** begin AVAILABLE DATA **

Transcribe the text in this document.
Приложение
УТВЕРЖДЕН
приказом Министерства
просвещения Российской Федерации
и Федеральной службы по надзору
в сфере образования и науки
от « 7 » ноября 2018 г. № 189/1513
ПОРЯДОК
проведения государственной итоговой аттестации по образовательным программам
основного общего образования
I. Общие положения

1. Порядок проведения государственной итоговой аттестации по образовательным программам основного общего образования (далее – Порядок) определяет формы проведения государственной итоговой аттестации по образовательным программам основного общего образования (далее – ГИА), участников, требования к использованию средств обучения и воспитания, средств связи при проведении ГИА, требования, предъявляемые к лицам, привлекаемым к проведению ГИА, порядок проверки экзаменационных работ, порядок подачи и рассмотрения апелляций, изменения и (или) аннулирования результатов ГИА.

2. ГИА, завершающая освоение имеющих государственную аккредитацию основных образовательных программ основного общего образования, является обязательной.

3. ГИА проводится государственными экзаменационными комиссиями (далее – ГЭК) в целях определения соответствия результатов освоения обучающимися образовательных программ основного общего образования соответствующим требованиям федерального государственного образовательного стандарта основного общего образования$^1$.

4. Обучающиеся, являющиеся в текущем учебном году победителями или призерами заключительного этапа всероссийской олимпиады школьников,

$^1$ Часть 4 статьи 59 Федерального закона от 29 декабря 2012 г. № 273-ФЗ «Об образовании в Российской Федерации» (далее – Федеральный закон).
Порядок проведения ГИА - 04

** end AVAILABLE DATA **

■ WRITTEN INSTRUCTION:
Transcribe every entry verbatim.

■ SOLUTION TO THIS EXERCISE:
Transcribe the text in this document.
Приложение
УТВЕРЖДЕН
приказом Министерства
просвещения Российской Федерации
и Федеральной службы по надзору
в сфере образования и науки
от « 7 » ноября 2018 г. № 189/1513
ПОРЯДОК
проведения государственной итоговой аттестации по образовательным программам
основного общего образования
I. Общие положения

1. Порядок проведения государственной итоговой аттестации по образовательным программам основного общего образования (далее – Порядок) определяет формы проведения государственной итоговой аттестации по образовательным программам основного общего образования (далее – ГИА), участников, требования к использованию средств обучения и воспитания, средств связи при проведении ГИА, требования, предъявляемые к лицам, привлекаемым к проведению ГИА, порядок проверки экзаменационных работ, порядок подачи и рассмотрения апелляций, изменения и (или) аннулирования результатов ГИА.

2. ГИА, завершающая освоение имеющих государственную аккредитацию основных образовательных программ основного общего образования, является обязательной.

3. ГИА проводится государственными экзаменационными комиссиями (далее – ГЭК) в целях определения соответствия результатов освоения обучающимися образовательных программ основного общего образования соответствующим требованиям федерального государственного образовательного стандарта основного общего образования$^1$.

4. Обучающиеся, являющиеся в текущем учебном году победителями или призерами заключительного этапа всероссийской олимпиады школьников,

$^1$ Часть 4 статьи 59 Федерального закона от 29 декабря 2012 г. № 273-ФЗ «Об образовании в Российской Федерации» (далее – Федеральный закон).
Порядок проведения ГИА - 04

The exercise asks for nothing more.